[Lines of data]
##########

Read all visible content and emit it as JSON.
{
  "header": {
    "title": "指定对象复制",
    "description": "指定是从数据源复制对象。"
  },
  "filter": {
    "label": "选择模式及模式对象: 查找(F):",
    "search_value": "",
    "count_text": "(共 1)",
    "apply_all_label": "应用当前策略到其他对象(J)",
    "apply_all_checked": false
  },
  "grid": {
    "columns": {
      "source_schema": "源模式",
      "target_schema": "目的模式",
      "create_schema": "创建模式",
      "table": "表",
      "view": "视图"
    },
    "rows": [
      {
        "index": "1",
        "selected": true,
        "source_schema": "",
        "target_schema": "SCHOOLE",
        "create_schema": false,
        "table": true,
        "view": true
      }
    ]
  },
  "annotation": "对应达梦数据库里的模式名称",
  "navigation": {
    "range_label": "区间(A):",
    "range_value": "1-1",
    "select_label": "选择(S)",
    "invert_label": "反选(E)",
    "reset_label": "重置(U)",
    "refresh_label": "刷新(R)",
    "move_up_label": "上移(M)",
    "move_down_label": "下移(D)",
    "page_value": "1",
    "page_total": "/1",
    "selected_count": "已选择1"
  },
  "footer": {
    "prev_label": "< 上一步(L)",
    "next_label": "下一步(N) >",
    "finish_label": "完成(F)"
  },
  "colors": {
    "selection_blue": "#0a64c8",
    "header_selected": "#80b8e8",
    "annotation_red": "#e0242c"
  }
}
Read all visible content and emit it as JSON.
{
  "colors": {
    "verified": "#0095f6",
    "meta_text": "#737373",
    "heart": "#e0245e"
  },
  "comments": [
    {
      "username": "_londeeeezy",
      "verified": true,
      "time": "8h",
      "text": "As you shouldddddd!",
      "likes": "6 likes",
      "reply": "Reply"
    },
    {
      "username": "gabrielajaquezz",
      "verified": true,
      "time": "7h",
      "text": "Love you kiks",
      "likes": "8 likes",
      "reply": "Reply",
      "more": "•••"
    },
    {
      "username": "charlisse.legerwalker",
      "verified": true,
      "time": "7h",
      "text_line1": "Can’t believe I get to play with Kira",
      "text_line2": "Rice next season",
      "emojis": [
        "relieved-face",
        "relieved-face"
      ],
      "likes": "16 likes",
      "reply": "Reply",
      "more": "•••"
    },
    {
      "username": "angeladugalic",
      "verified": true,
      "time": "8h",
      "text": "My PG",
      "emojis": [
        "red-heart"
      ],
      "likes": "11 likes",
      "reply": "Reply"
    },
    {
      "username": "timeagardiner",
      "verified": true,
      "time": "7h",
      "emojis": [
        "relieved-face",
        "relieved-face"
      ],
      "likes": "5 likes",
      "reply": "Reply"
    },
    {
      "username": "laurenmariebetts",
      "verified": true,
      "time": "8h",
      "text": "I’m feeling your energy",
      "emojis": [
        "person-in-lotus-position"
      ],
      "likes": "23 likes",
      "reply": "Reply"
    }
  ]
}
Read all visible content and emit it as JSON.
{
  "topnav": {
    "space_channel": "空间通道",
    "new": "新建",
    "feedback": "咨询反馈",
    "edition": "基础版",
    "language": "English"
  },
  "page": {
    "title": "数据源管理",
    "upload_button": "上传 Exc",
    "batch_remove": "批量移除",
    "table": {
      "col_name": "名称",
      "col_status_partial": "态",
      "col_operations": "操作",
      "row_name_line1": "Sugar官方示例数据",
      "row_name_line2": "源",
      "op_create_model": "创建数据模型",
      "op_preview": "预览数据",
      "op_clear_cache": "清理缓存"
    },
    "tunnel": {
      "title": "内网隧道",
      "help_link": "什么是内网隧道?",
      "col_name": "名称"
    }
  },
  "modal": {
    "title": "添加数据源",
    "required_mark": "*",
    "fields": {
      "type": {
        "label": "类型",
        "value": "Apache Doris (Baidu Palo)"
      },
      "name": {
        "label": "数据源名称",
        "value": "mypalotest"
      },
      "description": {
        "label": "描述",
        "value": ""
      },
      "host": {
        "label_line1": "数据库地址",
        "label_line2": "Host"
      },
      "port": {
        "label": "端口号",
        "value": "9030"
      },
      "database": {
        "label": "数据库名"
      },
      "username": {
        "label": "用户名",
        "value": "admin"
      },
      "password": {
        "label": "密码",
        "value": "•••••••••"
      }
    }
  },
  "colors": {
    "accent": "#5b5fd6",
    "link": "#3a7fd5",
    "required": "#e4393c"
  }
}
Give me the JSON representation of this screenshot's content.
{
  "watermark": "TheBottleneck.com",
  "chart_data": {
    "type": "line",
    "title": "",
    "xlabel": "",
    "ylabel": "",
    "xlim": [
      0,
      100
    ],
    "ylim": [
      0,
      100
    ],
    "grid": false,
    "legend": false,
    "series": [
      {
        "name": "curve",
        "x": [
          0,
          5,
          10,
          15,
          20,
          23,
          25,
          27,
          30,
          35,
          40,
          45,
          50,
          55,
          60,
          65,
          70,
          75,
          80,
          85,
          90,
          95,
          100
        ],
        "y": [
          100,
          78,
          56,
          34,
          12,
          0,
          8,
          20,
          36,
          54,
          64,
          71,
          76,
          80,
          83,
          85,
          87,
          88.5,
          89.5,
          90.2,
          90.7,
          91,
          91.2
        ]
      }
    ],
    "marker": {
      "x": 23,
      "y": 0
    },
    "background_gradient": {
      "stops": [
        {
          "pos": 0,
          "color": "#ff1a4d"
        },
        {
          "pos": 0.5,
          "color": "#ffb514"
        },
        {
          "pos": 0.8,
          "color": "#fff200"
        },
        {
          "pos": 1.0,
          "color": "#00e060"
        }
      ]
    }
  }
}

##########

**DESCRIPTION OF THE TASK**
Repeat the listing above without any change.

**WRITTEN ANSWER**
Read all visible content and emit it as JSON.
{
  "header": {
    "title": "指定对象复制",
    "description": "指定是从数据源复制对象。"
  },
  "filter": {
    "label": "选择模式及模式对象: 查找(F):",
    "search_value": "",
    "count_text": "(共 1)",
    "apply_all_label": "应用当前策略到其他对象(J)",
    "apply_all_checked": false
  },
  "grid": {
    "columns": {
      "source_schema": "源模式",
      "target_schema": "目的模式",
      "create_schema": "创建模式",
      "table": "表",
      "view": "视图"
    },
    "rows": [
      {
        "index": "1",
        "selected": true,
        "source_schema": "",
        "target_schema": "SCHOOLE",
        "create_schema": false,
        "table": true,
        "view": true
      }
    ]
  },
  "annotation": "对应达梦数据库里的模式名称",
  "navigation": {
    "range_label": "区间(A):",
    "range_value": "1-1",
    "select_label": "选择(S)",
    "invert_label": "反选(E)",
    "reset_label": "重置(U)",
    "refresh_label": "刷新(R)",
    "move_up_label": "上移(M)",
    "move_down_label": "下移(D)",
    "page_value": "1",
    "page_total": "/1",
    "selected_count": "已选择1"
  },
  "footer": {
    "prev_label": "< 上一步(L)",
    "next_label": "下一步(N) >",
    "finish_label": "完成(F)"
  },
  "colors": {
    "selection_blue": "#0a64c8",
    "header_selected": "#80b8e8",
    "annotation_red": "#e0242c"
  }
}
Read all visible content and emit it as JSON.
{
  "colors": {
    "verified": "#0095f6",
    "meta_text": "#737373",
    "heart": "#e0245e"
  },
  "comments": [
    {
      "username": "_londeeeezy",
      "verified": true,
      "time": "8h",
      "text": "As you shouldddddd!",
      "likes": "6 likes",
      "reply": "Reply"
    },
    {
      "username": "gabrielajaquezz",
      "verified": true,
      "time": "7h",
      "text": "Love you kiks",
      "likes": "8 likes",
      "reply": "Reply",
      "more": "•••"
    },
    {
      "username": "charlisse.legerwalker",
      "verified": true,
      "time": "7h",
      "text_line1": "Can’t believe I get to play with Kira",
      "text_line2": "Rice next season",
      "emojis": [
        "relieved-face",
        "relieved-face"
      ],
      "likes": "16 likes",
      "reply": "Reply",
      "more": "•••"
    },
    {
      "username": "angeladugalic",
      "verified": true,
      "time": "8h",
      "text": "My PG",
      "emojis": [
        "red-heart"
      ],
      "likes": "11 likes",
      "reply": "Reply"
    },
    {
      "username": "timeagardiner",
      "verified": true,
      "time": "7h",
      "emojis": [
        "relieved-face",
        "relieved-face"
      ],
      "likes": "5 likes",
      "reply": "Reply"
    },
    {
      "username": "laurenmariebetts",
      "verified": true,
      "time": "8h",
      "text": "I’m feeling your energy",
      "emojis": [
        "person-in-lotus-position"
      ],
      "likes": "23 likes",
      "reply": "Reply"
    }
  ]
}
Read all visible content and emit it as JSON.
{
  "topnav": {
    "space_channel": "空间通道",
    "new": "新建",
    "feedback": "咨询反馈",
    "edition": "基础版",
    "language": "English"
  },
  "page": {
    "title": "数据源管理",
    "upload_button": "上传 Exc",
    "batch_remove": "批量移除",
    "table": {
      "col_name": "名称",
      "col_status_partial": "态",
      "col_operations": "操作",
      "row_name_line1": "Sugar官方示例数据",
      "row_name_line2": "源",
      "op_create_model": "创建数据模型",
      "op_preview": "预览数据",
      "op_clear_cache": "清理缓存"
    },
    "tunnel": {
      "title": "内网隧道",
      "help_link": "什么是内网隧道?",
      "col_name": "名称"
    }
  },
  "modal": {
    "title": "添加数据源",
    "required_mark": "*",
    "fields": {
      "type": {
        "label": "类型",
        "value": "Apache Doris (Baidu Palo)"
      },
      "name": {
        "label": "数据源名称",
        "value": "mypalotest"
      },
      "description": {
        "label": "描述",
        "value": ""
      },
      "host": {
        "label_line1": "数据库地址",
        "label_line2": "Host"
      },
      "port": {
        "label": "端口号",
        "value": "9030"
      },
      "database": {
        "label": "数据库名"
      },
      "username": {
        "label": "用户名",
        "value": "admin"
      },
      "password": {
        "label": "密码",
        "value": "•••••••••"
      }
    }
  },
  "colors": {
    "accent": "#5b5fd6",
    "link": "#3a7fd5",
    "required": "#e4393c"
  }
}
Give me the JSON representation of this screenshot's content.
{
  "watermark": "TheBottleneck.com",
  "chart_data": {
    "type": "line",
    "title": "",
    "xlabel": "",
    "ylabel": "",
    "xlim": [
      0,
      100
    ],
    "ylim": [
      0,
      100
    ],
    "grid": false,
    "legend": false,
    "series": [
      {
        "name": "curve",
        "x": [
          0,
          5,
          10,
          15,
          20,
          23,
          25,
          27,
          30,
          35,
          40,
          45,
          50,
          55,
          60,
          65,
          70,
          75,
          80,
          85,
          90,
          95,
          100
        ],
        "y": [
          100,
          78,
          56,
          34,
          12,
          0,
          8,
          20,
          36,
          54,
          64,
          71,
          76,
          80,
          83,
          85,
          87,
          88.5,
          89.5,
          90.2,
          90.7,
          91,
          91.2
        ]
      }
    ],
    "marker": {
      "x": 23,
      "y": 0
    },
    "background_gradient": {
      "stops": [
        {
          "pos": 0,
          "color": "#ff1a4d"
        },
        {
          "pos": 0.5,
          "color": "#ffb514"
        },
        {
          "pos": 0.8,
          "color": "#fff200"
        },
        {
          "pos": 1.0,
          "color": "#00e060"
        }
      ]
    }
  }
}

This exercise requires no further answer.